What to produce
Copy each line that has the string "Inventory" somewhere in it.

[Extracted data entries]
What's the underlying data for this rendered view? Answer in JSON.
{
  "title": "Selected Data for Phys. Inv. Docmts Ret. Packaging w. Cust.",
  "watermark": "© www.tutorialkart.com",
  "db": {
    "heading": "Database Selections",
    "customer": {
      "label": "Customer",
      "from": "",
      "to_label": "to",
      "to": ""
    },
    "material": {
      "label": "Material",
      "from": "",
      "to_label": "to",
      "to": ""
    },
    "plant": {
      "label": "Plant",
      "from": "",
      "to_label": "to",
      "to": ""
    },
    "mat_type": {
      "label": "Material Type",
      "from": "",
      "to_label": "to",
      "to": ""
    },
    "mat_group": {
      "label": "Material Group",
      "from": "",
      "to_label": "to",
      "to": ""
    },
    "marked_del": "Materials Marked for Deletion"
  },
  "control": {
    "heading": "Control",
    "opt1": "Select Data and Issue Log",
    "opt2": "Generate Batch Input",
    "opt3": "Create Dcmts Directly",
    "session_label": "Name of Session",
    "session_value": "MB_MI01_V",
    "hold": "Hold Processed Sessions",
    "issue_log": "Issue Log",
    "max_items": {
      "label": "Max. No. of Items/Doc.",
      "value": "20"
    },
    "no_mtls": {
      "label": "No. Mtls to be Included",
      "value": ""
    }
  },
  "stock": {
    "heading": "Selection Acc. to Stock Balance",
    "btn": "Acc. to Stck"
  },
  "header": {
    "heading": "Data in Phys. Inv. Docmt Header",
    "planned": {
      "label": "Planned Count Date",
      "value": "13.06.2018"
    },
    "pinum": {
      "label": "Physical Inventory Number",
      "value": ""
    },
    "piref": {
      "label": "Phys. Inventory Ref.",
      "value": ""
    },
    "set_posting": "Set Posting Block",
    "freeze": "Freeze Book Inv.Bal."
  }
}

Solved exercise
      "label": "Physical Inventory Number",
      "label": "Phys. Inventory Ref.",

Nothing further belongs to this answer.